EXERCISE BRIEF.
Render every line of the listing below as a numbered list, leaving out any blank lines.

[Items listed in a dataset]
-=-=-

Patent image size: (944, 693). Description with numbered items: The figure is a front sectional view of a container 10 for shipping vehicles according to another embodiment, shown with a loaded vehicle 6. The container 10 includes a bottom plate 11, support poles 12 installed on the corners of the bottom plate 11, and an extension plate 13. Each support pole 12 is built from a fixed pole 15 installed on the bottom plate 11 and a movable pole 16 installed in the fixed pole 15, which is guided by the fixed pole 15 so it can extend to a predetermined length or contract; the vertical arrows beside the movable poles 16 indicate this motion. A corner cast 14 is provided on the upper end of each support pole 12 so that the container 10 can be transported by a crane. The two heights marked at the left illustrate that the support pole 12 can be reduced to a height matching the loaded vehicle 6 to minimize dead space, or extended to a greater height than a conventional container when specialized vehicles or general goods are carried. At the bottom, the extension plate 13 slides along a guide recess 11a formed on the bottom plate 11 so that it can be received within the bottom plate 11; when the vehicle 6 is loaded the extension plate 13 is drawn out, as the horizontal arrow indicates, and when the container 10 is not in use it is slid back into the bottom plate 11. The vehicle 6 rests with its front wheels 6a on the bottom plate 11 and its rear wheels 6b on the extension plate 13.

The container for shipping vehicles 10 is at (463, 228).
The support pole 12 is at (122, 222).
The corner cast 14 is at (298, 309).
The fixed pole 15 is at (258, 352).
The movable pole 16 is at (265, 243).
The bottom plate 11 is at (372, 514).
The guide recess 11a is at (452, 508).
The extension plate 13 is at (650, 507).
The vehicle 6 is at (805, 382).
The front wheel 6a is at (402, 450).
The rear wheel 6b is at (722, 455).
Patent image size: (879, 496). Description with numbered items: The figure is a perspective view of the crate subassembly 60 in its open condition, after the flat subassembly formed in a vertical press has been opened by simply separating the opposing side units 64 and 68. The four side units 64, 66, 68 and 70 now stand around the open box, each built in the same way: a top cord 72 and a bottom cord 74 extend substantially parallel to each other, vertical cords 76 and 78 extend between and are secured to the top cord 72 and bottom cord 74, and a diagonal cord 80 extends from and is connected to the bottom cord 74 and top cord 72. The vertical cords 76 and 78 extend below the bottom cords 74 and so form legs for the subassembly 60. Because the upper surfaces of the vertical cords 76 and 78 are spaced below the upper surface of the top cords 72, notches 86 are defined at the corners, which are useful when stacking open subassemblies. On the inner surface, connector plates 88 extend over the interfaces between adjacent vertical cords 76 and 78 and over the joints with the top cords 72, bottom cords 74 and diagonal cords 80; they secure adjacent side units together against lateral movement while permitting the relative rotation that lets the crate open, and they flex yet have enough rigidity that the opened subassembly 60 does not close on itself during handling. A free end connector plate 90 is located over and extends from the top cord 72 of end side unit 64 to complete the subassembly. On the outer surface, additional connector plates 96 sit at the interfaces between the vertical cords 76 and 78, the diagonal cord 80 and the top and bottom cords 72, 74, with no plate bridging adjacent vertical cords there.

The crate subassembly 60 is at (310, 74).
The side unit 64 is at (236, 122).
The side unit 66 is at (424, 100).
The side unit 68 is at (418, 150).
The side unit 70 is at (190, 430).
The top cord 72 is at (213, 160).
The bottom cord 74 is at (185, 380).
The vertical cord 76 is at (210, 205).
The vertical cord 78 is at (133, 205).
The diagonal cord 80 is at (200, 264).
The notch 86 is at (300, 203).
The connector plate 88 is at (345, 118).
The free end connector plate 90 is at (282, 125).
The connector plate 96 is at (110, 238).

-=-=-

TASK OUTPUT.
1. Patent image size: (944, 693). Description with numbered items: The figure is a front sectional view of a container 10 for shipping vehicles according to another embodiment, shown with a loaded vehicle 6. The container 10 includes a bottom plate 11, support poles 12 installed on the corners of the bottom plate 11, and an extension plate 13. Each support pole 12 is built from a fixed pole 15 installed on the bottom plate 11 and a movable pole 16 installed in the fixed pole 15, which is guided by the fixed pole 15 so it can extend to a predetermined length or contract; the vertical arrows beside the movable poles 16 indicate this motion. A corner cast 14 is provided on the upper end of each support pole 12 so that the container 10 can be transported by a crane. The two heights marked at the left illustrate that the support pole 12 can be reduced to a height matching the loaded vehicle 6 to minimize dead space, or extended to a greater height than a conventional container when specialized vehicles or general goods are carried. At the bottom, the extension plate 13 slides along a guide recess 11a formed on the bottom plate 11 so that it can be received within the bottom plate 11; when the vehicle 6 is loaded the extension plate 13 is drawn out, as the horizontal arrow indicates, and when the container 10 is not in use it is slid back into the bottom plate 11. The vehicle 6 rests with its front wheels 6a on the bottom plate 11 and its rear wheels 6b on the extension plate 13.
2. The container for shipping vehicles 10 is at (463, 228).
3. The support pole 12 is at (122, 222).
4. The corner cast 14 is at (298, 309).
5. The fixed pole 15 is at (258, 352).
6. The movable pole 16 is at (265, 243).
7. The bottom plate 11 is at (372, 514).
8. The guide recess 11a is at (452, 508).
9. The extension plate 13 is at (650, 507).
10. The vehicle 6 is at (805, 382).
11. The front wheel 6a is at (402, 450).
12. The rear wheel 6b is at (722, 455).
13. Patent image size: (879, 496). Description with numbered items: The figure is a perspective view of the crate subassembly 60 in its open condition, after the flat subassembly formed in a vertical press has been opened by simply separating the opposing side units 64 and 68. The four side units 64, 66, 68 and 70 now stand around the open box, each built in the same way: a top cord 72 and a bottom cord 74 extend substantially parallel to each other, vertical cords 76 and 78 extend between and are secured to the top cord 72 and bottom cord 74, and a diagonal cord 80 extends from and is connected to the bottom cord 74 and top cord 72. The vertical cords 76 and 78 extend below the bottom cords 74 and so form legs for the subassembly 60. Because the upper surfaces of the vertical cords 76 and 78 are spaced below the upper surface of the top cords 72, notches 86 are defined at the corners, which are useful when stacking open subassemblies. On the inner surface, connector plates 88 extend over the interfaces between adjacent vertical cords 76 and 78 and over the joints with the top cords 72, bottom cords 74 and diagonal cords 80; they secure adjacent side units together against lateral movement while permitting the relative rotation that lets the crate open, and they flex yet have enough rigidity that the opened subassembly 60 does not close on itself during handling. A free end connector plate 90 is located over and extends from the top cord 72 of end side unit 64 to complete the subassembly. On the outer surface, additional connector plates 96 sit at the interfaces between the vertical cords 76 and 78, the diagonal cord 80 and the top and bottom cords 72, 74, with no plate bridging adjacent vertical cords there.
14. The crate subassembly 60 is at (310, 74).
15. The side unit 64 is at (236, 122).
16. The side unit 66 is at (424, 100).
17. The side unit 68 is at (418, 150).
18. The side unit 70 is at (190, 430).
19. The top cord 72 is at (213, 160).
20. The bottom cord 74 is at (185, 380).
21. The vertical cord 76 is at (210, 205).
22. The vertical cord 78 is at (133, 205).
23. The diagonal cord 80 is at (200, 264).
24. The notch 86 is at (300, 203).
25. The connector plate 88 is at (345, 118).
26. The free end connector plate 90 is at (282, 125).
27. The connector plate 96 is at (110, 238).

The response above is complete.